Look through the records below and collect all lines that hold the string "username".

## START Supplied material

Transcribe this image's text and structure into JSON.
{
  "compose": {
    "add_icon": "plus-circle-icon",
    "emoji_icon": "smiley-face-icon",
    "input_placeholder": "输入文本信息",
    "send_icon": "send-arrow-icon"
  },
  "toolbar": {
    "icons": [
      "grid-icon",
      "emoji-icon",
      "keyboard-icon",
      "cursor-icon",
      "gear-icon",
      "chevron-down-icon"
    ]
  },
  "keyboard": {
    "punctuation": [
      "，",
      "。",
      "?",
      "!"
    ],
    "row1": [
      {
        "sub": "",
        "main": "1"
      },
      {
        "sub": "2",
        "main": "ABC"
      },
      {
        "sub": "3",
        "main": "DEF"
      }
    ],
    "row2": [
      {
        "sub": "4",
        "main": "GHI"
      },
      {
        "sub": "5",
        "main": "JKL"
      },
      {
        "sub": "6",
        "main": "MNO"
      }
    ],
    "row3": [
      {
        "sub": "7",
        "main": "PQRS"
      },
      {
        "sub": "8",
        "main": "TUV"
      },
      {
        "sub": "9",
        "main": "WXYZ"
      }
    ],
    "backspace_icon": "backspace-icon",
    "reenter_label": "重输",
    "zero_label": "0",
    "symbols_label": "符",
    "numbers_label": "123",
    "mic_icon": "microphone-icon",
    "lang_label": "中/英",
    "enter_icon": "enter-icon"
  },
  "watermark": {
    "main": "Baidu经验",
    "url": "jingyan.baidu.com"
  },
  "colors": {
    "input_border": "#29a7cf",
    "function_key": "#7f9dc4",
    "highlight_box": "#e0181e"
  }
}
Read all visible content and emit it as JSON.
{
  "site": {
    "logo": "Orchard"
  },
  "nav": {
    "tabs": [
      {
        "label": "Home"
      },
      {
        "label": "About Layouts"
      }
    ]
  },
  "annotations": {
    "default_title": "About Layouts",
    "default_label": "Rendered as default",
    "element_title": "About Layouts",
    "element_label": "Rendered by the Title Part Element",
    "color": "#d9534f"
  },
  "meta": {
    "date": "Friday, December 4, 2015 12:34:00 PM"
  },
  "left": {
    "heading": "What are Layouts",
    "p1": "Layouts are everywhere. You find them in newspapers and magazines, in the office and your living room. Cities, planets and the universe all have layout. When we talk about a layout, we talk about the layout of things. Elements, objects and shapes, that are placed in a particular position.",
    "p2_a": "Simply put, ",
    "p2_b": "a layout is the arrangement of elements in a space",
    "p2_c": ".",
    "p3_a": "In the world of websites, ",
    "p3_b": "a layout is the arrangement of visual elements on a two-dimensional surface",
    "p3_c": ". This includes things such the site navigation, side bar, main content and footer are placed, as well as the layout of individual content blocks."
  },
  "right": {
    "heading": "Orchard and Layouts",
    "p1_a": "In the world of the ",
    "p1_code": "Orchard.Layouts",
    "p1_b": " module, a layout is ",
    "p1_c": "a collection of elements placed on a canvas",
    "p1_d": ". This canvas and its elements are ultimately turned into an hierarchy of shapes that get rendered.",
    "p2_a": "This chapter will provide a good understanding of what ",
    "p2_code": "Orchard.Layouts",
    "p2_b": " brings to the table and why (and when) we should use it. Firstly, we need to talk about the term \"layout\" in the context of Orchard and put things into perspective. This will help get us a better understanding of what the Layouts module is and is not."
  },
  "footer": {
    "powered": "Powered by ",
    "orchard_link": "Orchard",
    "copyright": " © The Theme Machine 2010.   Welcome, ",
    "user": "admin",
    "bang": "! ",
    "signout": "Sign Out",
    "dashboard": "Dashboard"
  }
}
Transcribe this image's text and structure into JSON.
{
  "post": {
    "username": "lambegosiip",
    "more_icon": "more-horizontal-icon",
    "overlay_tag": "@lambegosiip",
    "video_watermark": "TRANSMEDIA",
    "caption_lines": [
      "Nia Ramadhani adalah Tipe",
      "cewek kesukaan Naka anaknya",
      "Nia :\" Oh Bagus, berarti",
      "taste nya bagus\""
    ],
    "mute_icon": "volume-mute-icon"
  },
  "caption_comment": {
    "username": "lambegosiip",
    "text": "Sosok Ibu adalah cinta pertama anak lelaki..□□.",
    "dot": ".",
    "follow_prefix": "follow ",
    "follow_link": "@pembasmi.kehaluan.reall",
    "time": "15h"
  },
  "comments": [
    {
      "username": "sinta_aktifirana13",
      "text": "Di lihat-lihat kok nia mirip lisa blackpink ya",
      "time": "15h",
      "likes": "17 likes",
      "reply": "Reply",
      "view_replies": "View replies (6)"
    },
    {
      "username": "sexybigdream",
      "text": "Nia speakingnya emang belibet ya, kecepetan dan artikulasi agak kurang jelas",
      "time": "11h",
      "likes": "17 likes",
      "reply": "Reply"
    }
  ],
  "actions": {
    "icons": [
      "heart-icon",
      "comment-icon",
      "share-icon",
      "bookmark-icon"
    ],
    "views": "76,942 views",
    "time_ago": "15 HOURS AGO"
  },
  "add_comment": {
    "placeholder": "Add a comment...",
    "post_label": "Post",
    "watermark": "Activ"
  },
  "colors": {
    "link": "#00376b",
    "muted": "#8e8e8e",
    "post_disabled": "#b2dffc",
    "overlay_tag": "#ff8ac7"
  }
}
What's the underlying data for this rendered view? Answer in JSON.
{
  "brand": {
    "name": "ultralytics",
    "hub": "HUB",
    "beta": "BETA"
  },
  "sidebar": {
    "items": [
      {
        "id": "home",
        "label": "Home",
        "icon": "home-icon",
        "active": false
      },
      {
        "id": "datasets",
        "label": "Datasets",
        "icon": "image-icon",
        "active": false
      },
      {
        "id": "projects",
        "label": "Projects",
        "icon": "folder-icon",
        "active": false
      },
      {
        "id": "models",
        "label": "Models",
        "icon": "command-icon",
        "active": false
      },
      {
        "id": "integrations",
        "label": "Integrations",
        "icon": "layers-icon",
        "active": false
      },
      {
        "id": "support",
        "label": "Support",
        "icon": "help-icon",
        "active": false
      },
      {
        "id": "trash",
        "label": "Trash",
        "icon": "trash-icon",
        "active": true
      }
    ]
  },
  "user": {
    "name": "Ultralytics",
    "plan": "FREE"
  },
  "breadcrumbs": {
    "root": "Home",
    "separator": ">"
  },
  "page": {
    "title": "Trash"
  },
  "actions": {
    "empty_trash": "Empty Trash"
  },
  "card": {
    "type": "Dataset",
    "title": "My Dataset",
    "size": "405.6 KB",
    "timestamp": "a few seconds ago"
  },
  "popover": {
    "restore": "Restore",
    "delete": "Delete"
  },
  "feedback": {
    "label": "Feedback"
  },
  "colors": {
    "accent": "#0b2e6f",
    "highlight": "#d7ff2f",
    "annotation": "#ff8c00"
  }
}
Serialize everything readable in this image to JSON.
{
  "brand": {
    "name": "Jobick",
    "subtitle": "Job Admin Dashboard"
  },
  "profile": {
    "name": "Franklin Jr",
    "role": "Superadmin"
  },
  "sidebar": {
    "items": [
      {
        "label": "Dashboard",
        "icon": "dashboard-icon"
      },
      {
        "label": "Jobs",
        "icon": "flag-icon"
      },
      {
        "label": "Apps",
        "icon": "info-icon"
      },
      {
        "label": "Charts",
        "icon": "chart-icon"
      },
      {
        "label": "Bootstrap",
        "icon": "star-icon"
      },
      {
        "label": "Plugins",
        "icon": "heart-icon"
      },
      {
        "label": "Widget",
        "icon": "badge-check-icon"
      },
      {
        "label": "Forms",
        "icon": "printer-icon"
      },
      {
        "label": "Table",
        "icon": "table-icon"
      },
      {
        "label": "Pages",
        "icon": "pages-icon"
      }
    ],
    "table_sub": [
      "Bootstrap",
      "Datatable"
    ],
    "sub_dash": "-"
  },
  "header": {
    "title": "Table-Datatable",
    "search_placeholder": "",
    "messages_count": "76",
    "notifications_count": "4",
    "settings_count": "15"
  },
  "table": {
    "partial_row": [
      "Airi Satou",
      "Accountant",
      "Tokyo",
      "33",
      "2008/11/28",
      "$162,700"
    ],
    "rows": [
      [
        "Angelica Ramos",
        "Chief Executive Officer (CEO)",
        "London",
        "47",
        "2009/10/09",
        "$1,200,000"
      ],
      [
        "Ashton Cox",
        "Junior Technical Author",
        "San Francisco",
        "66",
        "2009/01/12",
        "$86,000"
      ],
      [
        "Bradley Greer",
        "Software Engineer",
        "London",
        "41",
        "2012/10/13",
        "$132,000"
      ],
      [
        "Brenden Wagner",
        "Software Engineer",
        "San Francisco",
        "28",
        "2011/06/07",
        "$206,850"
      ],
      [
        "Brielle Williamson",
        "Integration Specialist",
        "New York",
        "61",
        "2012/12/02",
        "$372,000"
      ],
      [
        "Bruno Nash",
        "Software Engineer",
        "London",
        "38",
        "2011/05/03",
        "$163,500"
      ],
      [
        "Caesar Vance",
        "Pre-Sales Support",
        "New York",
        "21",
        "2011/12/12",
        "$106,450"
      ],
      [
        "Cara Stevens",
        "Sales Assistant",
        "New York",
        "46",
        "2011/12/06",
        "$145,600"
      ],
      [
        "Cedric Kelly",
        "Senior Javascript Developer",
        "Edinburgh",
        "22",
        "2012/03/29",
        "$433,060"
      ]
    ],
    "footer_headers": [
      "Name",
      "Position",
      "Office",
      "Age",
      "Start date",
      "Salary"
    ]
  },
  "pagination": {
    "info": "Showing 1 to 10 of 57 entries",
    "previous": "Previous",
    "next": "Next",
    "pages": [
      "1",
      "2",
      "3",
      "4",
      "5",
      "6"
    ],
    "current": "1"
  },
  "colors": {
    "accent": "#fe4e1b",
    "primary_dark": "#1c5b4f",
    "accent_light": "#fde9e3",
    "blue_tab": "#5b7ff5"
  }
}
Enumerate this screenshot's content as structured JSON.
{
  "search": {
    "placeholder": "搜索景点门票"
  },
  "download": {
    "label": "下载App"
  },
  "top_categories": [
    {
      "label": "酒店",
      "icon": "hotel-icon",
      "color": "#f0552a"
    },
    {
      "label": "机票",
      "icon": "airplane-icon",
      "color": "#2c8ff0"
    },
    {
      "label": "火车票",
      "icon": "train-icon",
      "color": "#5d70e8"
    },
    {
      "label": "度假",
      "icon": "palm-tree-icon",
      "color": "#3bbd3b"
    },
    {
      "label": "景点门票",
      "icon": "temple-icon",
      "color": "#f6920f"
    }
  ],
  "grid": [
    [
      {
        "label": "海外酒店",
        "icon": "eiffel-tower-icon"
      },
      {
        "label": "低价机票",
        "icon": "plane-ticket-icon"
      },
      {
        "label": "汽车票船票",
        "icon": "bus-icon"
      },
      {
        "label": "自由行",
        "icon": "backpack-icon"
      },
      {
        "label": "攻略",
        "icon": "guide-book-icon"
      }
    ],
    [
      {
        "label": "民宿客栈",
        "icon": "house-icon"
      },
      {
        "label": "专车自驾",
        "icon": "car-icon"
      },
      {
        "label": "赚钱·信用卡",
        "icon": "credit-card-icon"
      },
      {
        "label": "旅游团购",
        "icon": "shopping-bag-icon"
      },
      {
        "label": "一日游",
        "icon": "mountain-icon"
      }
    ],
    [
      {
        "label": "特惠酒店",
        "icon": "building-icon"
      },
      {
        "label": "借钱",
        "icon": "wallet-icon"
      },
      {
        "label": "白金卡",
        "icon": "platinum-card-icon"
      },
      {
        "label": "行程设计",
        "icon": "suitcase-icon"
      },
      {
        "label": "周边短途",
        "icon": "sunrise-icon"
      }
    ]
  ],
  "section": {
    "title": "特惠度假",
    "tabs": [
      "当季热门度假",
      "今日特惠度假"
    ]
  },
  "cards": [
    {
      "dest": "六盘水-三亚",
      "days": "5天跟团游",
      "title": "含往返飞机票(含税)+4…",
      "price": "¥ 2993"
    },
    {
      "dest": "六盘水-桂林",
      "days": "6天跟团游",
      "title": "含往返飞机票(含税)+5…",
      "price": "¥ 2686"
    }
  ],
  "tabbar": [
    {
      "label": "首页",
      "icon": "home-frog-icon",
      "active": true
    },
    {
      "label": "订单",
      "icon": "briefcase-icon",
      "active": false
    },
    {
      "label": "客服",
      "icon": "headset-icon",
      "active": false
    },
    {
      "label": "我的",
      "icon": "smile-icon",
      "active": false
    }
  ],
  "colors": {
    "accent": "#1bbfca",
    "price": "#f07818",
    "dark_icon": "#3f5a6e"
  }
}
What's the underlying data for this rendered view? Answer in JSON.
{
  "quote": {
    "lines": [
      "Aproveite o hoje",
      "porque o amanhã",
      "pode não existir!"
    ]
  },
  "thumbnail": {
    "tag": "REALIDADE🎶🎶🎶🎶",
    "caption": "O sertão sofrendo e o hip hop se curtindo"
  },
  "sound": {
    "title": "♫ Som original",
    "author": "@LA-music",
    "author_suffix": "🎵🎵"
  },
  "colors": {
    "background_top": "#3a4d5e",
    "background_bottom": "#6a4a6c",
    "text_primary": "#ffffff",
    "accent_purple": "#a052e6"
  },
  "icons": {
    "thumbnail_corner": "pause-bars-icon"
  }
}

## END Supplied material

- [Solution for this problem]:
    "username": "lambegosiip",
    "username": "lambegosiip",
      "username": "sinta_aktifirana13",
      "username": "sexybigdream",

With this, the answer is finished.